* What to produce *
Each record needs to be echoed exactly; can you do that?

* Task data *

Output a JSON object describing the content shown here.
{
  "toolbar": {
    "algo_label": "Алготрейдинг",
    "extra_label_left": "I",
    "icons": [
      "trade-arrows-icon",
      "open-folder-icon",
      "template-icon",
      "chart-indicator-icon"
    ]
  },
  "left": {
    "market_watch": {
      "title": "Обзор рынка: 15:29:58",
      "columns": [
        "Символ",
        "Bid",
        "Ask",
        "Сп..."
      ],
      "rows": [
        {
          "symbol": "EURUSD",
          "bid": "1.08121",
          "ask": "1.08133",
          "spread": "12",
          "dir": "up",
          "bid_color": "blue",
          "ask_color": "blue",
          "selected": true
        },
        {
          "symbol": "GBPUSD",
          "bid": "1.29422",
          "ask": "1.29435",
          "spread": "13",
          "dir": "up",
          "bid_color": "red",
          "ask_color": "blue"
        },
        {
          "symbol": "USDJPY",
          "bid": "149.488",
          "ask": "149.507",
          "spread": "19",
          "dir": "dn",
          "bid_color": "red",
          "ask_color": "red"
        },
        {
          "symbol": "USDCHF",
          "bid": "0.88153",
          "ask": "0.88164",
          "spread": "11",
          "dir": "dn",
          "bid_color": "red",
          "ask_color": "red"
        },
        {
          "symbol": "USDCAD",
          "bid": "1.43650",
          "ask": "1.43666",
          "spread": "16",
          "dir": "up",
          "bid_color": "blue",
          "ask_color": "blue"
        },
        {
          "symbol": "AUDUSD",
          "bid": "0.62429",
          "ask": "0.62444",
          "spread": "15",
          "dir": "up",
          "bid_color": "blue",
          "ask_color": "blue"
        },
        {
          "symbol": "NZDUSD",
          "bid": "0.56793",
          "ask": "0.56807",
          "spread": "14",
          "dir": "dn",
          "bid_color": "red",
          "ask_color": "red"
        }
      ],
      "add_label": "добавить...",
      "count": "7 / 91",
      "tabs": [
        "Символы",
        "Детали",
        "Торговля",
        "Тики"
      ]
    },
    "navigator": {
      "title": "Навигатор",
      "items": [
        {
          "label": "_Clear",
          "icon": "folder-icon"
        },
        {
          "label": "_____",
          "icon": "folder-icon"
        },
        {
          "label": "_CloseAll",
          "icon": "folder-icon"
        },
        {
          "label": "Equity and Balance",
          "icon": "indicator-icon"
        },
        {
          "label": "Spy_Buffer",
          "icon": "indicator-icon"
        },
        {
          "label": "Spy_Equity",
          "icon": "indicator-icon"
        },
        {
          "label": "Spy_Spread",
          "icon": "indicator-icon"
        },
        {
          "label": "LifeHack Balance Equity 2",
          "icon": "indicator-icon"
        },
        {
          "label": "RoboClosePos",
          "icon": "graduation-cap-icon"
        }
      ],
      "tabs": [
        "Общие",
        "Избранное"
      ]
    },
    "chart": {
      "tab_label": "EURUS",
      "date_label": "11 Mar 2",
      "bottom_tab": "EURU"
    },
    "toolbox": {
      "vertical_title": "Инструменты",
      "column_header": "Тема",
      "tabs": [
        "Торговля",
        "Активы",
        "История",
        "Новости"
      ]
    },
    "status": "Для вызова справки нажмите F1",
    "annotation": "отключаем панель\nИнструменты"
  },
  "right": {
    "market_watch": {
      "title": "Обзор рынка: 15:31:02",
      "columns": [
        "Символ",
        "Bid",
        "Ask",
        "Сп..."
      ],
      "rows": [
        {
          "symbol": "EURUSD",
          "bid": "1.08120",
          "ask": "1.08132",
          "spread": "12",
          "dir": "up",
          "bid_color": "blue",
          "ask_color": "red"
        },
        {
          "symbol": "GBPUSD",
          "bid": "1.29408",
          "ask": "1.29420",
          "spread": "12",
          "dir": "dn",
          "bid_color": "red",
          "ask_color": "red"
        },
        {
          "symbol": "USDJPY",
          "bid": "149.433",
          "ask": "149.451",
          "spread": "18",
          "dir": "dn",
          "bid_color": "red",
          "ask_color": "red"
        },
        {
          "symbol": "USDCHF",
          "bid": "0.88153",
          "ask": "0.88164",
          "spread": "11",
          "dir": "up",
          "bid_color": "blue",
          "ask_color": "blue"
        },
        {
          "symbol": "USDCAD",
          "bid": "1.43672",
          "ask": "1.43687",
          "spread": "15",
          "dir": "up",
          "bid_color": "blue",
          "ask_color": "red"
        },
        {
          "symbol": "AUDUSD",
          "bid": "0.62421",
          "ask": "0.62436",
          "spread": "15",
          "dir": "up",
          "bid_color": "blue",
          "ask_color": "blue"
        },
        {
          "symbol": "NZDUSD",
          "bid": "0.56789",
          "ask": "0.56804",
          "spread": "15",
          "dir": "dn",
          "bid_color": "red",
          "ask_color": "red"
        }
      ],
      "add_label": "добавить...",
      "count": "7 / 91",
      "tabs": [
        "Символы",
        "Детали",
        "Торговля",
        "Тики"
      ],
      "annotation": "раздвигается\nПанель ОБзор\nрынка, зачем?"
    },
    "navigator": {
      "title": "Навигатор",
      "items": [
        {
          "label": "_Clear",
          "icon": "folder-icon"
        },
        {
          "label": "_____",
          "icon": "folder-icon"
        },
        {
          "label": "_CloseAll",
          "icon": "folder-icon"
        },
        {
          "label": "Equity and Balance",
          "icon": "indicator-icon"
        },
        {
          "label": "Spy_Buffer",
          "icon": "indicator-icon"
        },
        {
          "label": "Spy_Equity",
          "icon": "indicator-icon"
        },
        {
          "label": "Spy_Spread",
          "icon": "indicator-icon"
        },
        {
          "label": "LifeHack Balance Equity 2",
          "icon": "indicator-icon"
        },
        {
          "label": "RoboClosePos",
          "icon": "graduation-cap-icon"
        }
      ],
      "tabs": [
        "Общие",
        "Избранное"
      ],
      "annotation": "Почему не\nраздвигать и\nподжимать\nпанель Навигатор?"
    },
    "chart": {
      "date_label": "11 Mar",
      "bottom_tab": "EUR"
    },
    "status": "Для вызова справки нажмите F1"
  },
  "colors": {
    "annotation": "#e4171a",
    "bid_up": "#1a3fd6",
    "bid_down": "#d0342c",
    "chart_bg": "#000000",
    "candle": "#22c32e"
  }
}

* Task response *
Output a JSON object describing the content shown here.
{
  "toolbar": {
    "algo_label": "Алготрейдинг",
    "extra_label_left": "I",
    "icons": [
      "trade-arrows-icon",
      "open-folder-icon",
      "template-icon",
      "chart-indicator-icon"
    ]
  },
  "left": {
    "market_watch": {
      "title": "Обзор рынка: 15:29:58",
      "columns": [
        "Символ",
        "Bid",
        "Ask",
        "Сп..."
      ],
      "rows": [
        {
          "symbol": "EURUSD",
          "bid": "1.08121",
          "ask": "1.08133",
          "spread": "12",
          "dir": "up",
          "bid_color": "blue",
          "ask_color": "blue",
          "selected": true
        },
        {
          "symbol": "GBPUSD",
          "bid": "1.29422",
          "ask": "1.29435",
          "spread": "13",
          "dir": "up",
          "bid_color": "red",
          "ask_color": "blue"
        },
        {
          "symbol": "USDJPY",
          "bid": "149.488",
          "ask": "149.507",
          "spread": "19",
          "dir": "dn",
          "bid_color": "red",
          "ask_color": "red"
        },
        {
          "symbol": "USDCHF",
          "bid": "0.88153",
          "ask": "0.88164",
          "spread": "11",
          "dir": "dn",
          "bid_color": "red",
          "ask_color": "red"
        },
        {
          "symbol": "USDCAD",
          "bid": "1.43650",
          "ask": "1.43666",
          "spread": "16",
          "dir": "up",
          "bid_color": "blue",
          "ask_color": "blue"
        },
        {
          "symbol": "AUDUSD",
          "bid": "0.62429",
          "ask": "0.62444",
          "spread": "15",
          "dir": "up",
          "bid_color": "blue",
          "ask_color": "blue"
        },
        {
          "symbol": "NZDUSD",
          "bid": "0.56793",
          "ask": "0.56807",
          "spread": "14",
          "dir": "dn",
          "bid_color": "red",
          "ask_color": "red"
        }
      ],
      "add_label": "добавить...",
      "count": "7 / 91",
      "tabs": [
        "Символы",
        "Детали",
        "Торговля",
        "Тики"
      ]
    },
    "navigator": {
      "title": "Навигатор",
      "items": [
        {
          "label": "_Clear",
          "icon": "folder-icon"
        },
        {
          "label": "_____",
          "icon": "folder-icon"
        },
        {
          "label": "_CloseAll",
          "icon": "folder-icon"
        },
        {
          "label": "Equity and Balance",
          "icon": "indicator-icon"
        },
        {
          "label": "Spy_Buffer",
          "icon": "indicator-icon"
        },
        {
          "label": "Spy_Equity",
          "icon": "indicator-icon"
        },
        {
          "label": "Spy_Spread",
          "icon": "indicator-icon"
        },
        {
          "label": "LifeHack Balance Equity 2",
          "icon": "indicator-icon"
        },
        {
          "label": "RoboClosePos",
          "icon": "graduation-cap-icon"
        }
      ],
      "tabs": [
        "Общие",
        "Избранное"
      ]
    },
    "chart": {
      "tab_label": "EURUS",
      "date_label": "11 Mar 2",
      "bottom_tab": "EURU"
    },
    "toolbox": {
      "vertical_title": "Инструменты",
      "column_header": "Тема",
      "tabs": [
        "Торговля",
        "Активы",
        "История",
        "Новости"
      ]
    },
    "status": "Для вызова справки нажмите F1",
    "annotation": "отключаем панель\nИнструменты"
  },
  "right": {
    "market_watch": {
      "title": "Обзор рынка: 15:31:02",
      "columns": [
        "Символ",
        "Bid",
        "Ask",
        "Сп..."
      ],
      "rows": [
        {
          "symbol": "EURUSD",
          "bid": "1.08120",
          "ask": "1.08132",
          "spread": "12",
          "dir": "up",
          "bid_color": "blue",
          "ask_color": "red"
        },
        {
          "symbol": "GBPUSD",
          "bid": "1.29408",
          "ask": "1.29420",
          "spread": "12",
          "dir": "dn",
          "bid_color": "red",
          "ask_color": "red"
        },
        {
          "symbol": "USDJPY",
          "bid": "149.433",
          "ask": "149.451",
          "spread": "18",
          "dir": "dn",
          "bid_color": "red",
          "ask_color": "red"
        },
        {
          "symbol": "USDCHF",
          "bid": "0.88153",
          "ask": "0.88164",
          "spread": "11",
          "dir": "up",
          "bid_color": "blue",
          "ask_color": "blue"
        },
        {
          "symbol": "USDCAD",
          "bid": "1.43672",
          "ask": "1.43687",
          "spread": "15",
          "dir": "up",
          "bid_color": "blue",
          "ask_color": "red"
        },
        {
          "symbol": "AUDUSD",
          "bid": "0.62421",
          "ask": "0.62436",
          "spread": "15",
          "dir": "up",
          "bid_color": "blue",
          "ask_color": "blue"
        },
        {
          "symbol": "NZDUSD",
          "bid": "0.56789",
          "ask": "0.56804",
          "spread": "15",
          "dir": "dn",
          "bid_color": "red",
          "ask_color": "red"
        }
      ],
      "add_label": "добавить...",
      "count": "7 / 91",
      "tabs": [
        "Символы",
        "Детали",
        "Торговля",
        "Тики"
      ],
      "annotation": "раздвигается\nПанель ОБзор\nрынка, зачем?"
    },
    "navigator": {
      "title": "Навигатор",
      "items": [
        {
          "label": "_Clear",
          "icon": "folder-icon"
        },
        {
          "label": "_____",
          "icon": "folder-icon"
        },
        {
          "label": "_CloseAll",
          "icon": "folder-icon"
        },
        {
          "label": "Equity and Balance",
          "icon": "indicator-icon"
        },
        {
          "label": "Spy_Buffer",
          "icon": "indicator-icon"
        },
        {
          "label": "Spy_Equity",
          "icon": "indicator-icon"
        },
        {
          "label": "Spy_Spread",
          "icon": "indicator-icon"
        },
        {
          "label": "LifeHack Balance Equity 2",
          "icon": "indicator-icon"
        },
        {
          "label": "RoboClosePos",
          "icon": "graduation-cap-icon"
        }
      ],
      "tabs": [
        "Общие",
        "Избранное"
      ],
      "annotation": "Почему не\nраздвигать и\nподжимать\nпанель Навигатор?"
    },
    "chart": {
      "date_label": "11 Mar",
      "bottom_tab": "EUR"
    },
    "status": "Для вызова справки нажмите F1"
  },
  "colors": {
    "annotation": "#e4171a",
    "bid_up": "#1a3fd6",
    "bid_down": "#d0342c",
    "chart_bg": "#000000",
    "candle": "#22c32e"
  }
}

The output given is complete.